* Task to carry out *
Repeat each line word for word.

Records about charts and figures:
━━━━

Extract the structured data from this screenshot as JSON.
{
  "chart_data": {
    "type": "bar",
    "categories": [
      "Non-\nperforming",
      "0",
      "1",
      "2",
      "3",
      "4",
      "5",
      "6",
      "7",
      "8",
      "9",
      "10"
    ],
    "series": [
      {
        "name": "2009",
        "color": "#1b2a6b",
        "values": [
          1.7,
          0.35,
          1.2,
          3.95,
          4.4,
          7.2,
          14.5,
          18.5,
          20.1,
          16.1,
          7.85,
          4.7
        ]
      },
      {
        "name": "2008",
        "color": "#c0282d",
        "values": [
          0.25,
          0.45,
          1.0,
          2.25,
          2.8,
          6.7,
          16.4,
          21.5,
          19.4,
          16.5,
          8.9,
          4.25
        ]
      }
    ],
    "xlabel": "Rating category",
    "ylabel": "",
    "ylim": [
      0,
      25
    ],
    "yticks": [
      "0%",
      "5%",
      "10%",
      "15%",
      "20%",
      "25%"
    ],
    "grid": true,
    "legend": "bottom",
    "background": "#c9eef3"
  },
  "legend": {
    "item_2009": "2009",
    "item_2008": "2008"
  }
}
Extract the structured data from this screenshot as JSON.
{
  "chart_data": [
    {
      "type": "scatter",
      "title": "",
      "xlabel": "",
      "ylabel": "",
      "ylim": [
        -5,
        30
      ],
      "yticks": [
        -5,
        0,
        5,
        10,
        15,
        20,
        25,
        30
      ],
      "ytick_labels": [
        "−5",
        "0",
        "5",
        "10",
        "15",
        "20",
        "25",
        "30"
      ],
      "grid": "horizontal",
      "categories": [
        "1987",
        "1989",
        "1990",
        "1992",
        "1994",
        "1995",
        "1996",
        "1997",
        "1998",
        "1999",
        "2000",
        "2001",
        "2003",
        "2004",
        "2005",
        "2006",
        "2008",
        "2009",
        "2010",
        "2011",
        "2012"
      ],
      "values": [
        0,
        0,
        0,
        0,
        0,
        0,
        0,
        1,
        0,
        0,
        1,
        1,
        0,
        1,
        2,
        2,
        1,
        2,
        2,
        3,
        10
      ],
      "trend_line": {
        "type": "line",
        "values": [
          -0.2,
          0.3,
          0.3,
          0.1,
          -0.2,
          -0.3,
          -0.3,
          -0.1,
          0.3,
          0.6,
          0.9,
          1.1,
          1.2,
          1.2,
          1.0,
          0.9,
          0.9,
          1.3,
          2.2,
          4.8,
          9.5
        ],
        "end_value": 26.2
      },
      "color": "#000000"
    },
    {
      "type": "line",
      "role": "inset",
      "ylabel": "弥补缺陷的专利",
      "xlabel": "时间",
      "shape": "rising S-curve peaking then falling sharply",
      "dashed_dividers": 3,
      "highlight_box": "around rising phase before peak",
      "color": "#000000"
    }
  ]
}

━━━━

* Response to the task *
Extract the structured data from this screenshot as JSON.
{
  "chart_data": {
    "type": "bar",
    "categories": [
      "Non-\nperforming",
      "0",
      "1",
      "2",
      "3",
      "4",
      "5",
      "6",
      "7",
      "8",
      "9",
      "10"
    ],
    "series": [
      {
        "name": "2009",
        "color": "#1b2a6b",
        "values": [
          1.7,
          0.35,
          1.2,
          3.95,
          4.4,
          7.2,
          14.5,
          18.5,
          20.1,
          16.1,
          7.85,
          4.7
        ]
      },
      {
        "name": "2008",
        "color": "#c0282d",
        "values": [
          0.25,
          0.45,
          1.0,
          2.25,
          2.8,
          6.7,
          16.4,
          21.5,
          19.4,
          16.5,
          8.9,
          4.25
        ]
      }
    ],
    "xlabel": "Rating category",
    "ylabel": "",
    "ylim": [
      0,
      25
    ],
    "yticks": [
      "0%",
      "5%",
      "10%",
      "15%",
      "20%",
      "25%"
    ],
    "grid": true,
    "legend": "bottom",
    "background": "#c9eef3"
  },
  "legend": {
    "item_2009": "2009",
    "item_2008": "2008"
  }
}
Extract the structured data from this screenshot as JSON.
{
  "chart_data": [
    {
      "type": "scatter",
      "title": "",
      "xlabel": "",
      "ylabel": "",
      "ylim": [
        -5,
        30
      ],
      "yticks": [
        -5,
        0,
        5,
        10,
        15,
        20,
        25,
        30
      ],
      "ytick_labels": [
        "−5",
        "0",
        "5",
        "10",
        "15",
        "20",
        "25",
        "30"
      ],
      "grid": "horizontal",
      "categories": [
        "1987",
        "1989",
        "1990",
        "1992",
        "1994",
        "1995",
        "1996",
        "1997",
        "1998",
        "1999",
        "2000",
        "2001",
        "2003",
        "2004",
        "2005",
        "2006",
        "2008",
        "2009",
        "2010",
        "2011",
        "2012"
      ],
      "values": [
        0,
        0,
        0,
        0,
        0,
        0,
        0,
        1,
        0,
        0,
        1,
        1,
        0,
        1,
        2,
        2,
        1,
        2,
        2,
        3,
        10
      ],
      "trend_line": {
        "type": "line",
        "values": [
          -0.2,
          0.3,
          0.3,
          0.1,
          -0.2,
          -0.3,
          -0.3,
          -0.1,
          0.3,
          0.6,
          0.9,
          1.1,
          1.2,
          1.2,
          1.0,
          0.9,
          0.9,
          1.3,
          2.2,
          4.8,
          9.5
        ],
        "end_value": 26.2
      },
      "color": "#000000"
    },
    {
      "type": "line",
      "role": "inset",
      "ylabel": "弥补缺陷的专利",
      "xlabel": "时间",
      "shape": "rising S-curve peaking then falling sharply",
      "dashed_dividers": 3,
      "highlight_box": "around rising phase before peak",
      "color": "#000000"
    }
  ]
}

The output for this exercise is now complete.